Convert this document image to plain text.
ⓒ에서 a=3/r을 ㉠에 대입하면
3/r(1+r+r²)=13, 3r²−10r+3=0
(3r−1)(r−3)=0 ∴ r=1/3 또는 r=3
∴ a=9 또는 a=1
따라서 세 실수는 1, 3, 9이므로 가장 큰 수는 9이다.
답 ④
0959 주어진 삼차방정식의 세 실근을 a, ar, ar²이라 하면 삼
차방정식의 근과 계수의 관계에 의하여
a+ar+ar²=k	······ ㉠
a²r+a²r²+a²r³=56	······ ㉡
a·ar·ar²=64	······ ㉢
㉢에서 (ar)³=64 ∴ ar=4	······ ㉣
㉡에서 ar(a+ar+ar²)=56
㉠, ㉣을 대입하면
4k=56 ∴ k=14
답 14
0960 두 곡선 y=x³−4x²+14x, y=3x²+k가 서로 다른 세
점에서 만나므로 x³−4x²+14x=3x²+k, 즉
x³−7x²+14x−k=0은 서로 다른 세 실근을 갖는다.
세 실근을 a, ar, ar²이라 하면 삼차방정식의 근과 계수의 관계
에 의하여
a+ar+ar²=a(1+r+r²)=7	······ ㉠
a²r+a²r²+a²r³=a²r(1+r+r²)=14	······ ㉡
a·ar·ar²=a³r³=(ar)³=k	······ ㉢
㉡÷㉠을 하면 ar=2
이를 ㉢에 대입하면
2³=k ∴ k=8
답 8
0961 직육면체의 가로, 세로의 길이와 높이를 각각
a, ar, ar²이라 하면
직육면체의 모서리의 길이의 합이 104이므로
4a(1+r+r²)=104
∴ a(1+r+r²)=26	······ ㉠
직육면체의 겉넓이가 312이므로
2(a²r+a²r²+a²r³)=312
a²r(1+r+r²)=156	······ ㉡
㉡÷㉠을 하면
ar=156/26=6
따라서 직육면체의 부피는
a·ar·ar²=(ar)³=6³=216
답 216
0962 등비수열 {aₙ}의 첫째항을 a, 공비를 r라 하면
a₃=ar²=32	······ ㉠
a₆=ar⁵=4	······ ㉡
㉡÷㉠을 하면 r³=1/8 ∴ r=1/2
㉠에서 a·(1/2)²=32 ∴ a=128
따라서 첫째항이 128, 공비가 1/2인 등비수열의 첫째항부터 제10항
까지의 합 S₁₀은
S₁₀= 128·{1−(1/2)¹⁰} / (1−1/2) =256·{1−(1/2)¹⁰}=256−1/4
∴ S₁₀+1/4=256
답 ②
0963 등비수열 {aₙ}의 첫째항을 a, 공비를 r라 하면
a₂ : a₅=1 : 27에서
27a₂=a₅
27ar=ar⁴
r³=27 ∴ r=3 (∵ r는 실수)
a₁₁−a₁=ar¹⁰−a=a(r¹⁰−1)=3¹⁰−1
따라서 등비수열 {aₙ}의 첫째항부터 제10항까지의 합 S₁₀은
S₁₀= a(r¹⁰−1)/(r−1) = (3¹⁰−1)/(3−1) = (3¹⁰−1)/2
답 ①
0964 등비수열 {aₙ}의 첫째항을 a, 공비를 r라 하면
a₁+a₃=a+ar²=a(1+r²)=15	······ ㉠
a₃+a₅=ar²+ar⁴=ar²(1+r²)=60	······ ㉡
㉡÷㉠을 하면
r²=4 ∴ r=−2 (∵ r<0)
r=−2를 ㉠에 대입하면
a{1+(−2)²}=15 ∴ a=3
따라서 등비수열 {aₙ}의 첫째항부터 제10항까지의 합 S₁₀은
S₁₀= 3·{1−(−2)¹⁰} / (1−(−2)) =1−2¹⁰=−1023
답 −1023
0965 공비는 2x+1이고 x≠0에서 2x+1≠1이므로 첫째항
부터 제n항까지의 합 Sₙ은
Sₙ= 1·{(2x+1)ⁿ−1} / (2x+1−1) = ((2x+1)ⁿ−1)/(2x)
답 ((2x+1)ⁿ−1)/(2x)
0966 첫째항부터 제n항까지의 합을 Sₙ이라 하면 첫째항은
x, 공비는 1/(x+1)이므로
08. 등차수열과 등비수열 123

- [WHAT THE EXERCISE ASKS]
Reproduce all data above, unchanged.

- [REPLY]
Convert this document image to plain text.
ⓒ에서 a=3/r을 ㉠에 대입하면
3/r(1+r+r²)=13, 3r²−10r+3=0
(3r−1)(r−3)=0 ∴ r=1/3 또는 r=3
∴ a=9 또는 a=1
따라서 세 실수는 1, 3, 9이므로 가장 큰 수는 9이다.
답 ④
0959 주어진 삼차방정식의 세 실근을 a, ar, ar²이라 하면 삼
차방정식의 근과 계수의 관계에 의하여
a+ar+ar²=k	······ ㉠
a²r+a²r²+a²r³=56	······ ㉡
a·ar·ar²=64	······ ㉢
㉢에서 (ar)³=64 ∴ ar=4	······ ㉣
㉡에서 ar(a+ar+ar²)=56
㉠, ㉣을 대입하면
4k=56 ∴ k=14
답 14
0960 두 곡선 y=x³−4x²+14x, y=3x²+k가 서로 다른 세
점에서 만나므로 x³−4x²+14x=3x²+k, 즉
x³−7x²+14x−k=0은 서로 다른 세 실근을 갖는다.
세 실근을 a, ar, ar²이라 하면 삼차방정식의 근과 계수의 관계
에 의하여
a+ar+ar²=a(1+r+r²)=7	······ ㉠
a²r+a²r²+a²r³=a²r(1+r+r²)=14	······ ㉡
a·ar·ar²=a³r³=(ar)³=k	······ ㉢
㉡÷㉠을 하면 ar=2
이를 ㉢에 대입하면
2³=k ∴ k=8
답 8
0961 직육면체의 가로, 세로의 길이와 높이를 각각
a, ar, ar²이라 하면
직육면체의 모서리의 길이의 합이 104이므로
4a(1+r+r²)=104
∴ a(1+r+r²)=26	······ ㉠
직육면체의 겉넓이가 312이므로
2(a²r+a²r²+a²r³)=312
a²r(1+r+r²)=156	······ ㉡
㉡÷㉠을 하면
ar=156/26=6
따라서 직육면체의 부피는
a·ar·ar²=(ar)³=6³=216
답 216
0962 등비수열 {aₙ}의 첫째항을 a, 공비를 r라 하면
a₃=ar²=32	······ ㉠
a₆=ar⁵=4	······ ㉡
㉡÷㉠을 하면 r³=1/8 ∴ r=1/2
㉠에서 a·(1/2)²=32 ∴ a=128
따라서 첫째항이 128, 공비가 1/2인 등비수열의 첫째항부터 제10항
까지의 합 S₁₀은
S₁₀= 128·{1−(1/2)¹⁰} / (1−1/2) =256·{1−(1/2)¹⁰}=256−1/4
∴ S₁₀+1/4=256
답 ②
0963 등비수열 {aₙ}의 첫째항을 a, 공비를 r라 하면
a₂ : a₅=1 : 27에서
27a₂=a₅
27ar=ar⁴
r³=27 ∴ r=3 (∵ r는 실수)
a₁₁−a₁=ar¹⁰−a=a(r¹⁰−1)=3¹⁰−1
따라서 등비수열 {aₙ}의 첫째항부터 제10항까지의 합 S₁₀은
S₁₀= a(r¹⁰−1)/(r−1) = (3¹⁰−1)/(3−1) = (3¹⁰−1)/2
답 ①
0964 등비수열 {aₙ}의 첫째항을 a, 공비를 r라 하면
a₁+a₃=a+ar²=a(1+r²)=15	······ ㉠
a₃+a₅=ar²+ar⁴=ar²(1+r²)=60	······ ㉡
㉡÷㉠을 하면
r²=4 ∴ r=−2 (∵ r<0)
r=−2를 ㉠에 대입하면
a{1+(−2)²}=15 ∴ a=3
따라서 등비수열 {aₙ}의 첫째항부터 제10항까지의 합 S₁₀은
S₁₀= 3·{1−(−2)¹⁰} / (1−(−2)) =1−2¹⁰=−1023
답 −1023
0965 공비는 2x+1이고 x≠0에서 2x+1≠1이므로 첫째항
부터 제n항까지의 합 Sₙ은
Sₙ= 1·{(2x+1)ⁿ−1} / (2x+1−1) = ((2x+1)ⁿ−1)/(2x)
답 ((2x+1)ⁿ−1)/(2x)
0966 첫째항부터 제n항까지의 합을 Sₙ이라 하면 첫째항은
x, 공비는 1/(x+1)이므로
08. 등차수열과 등비수열 123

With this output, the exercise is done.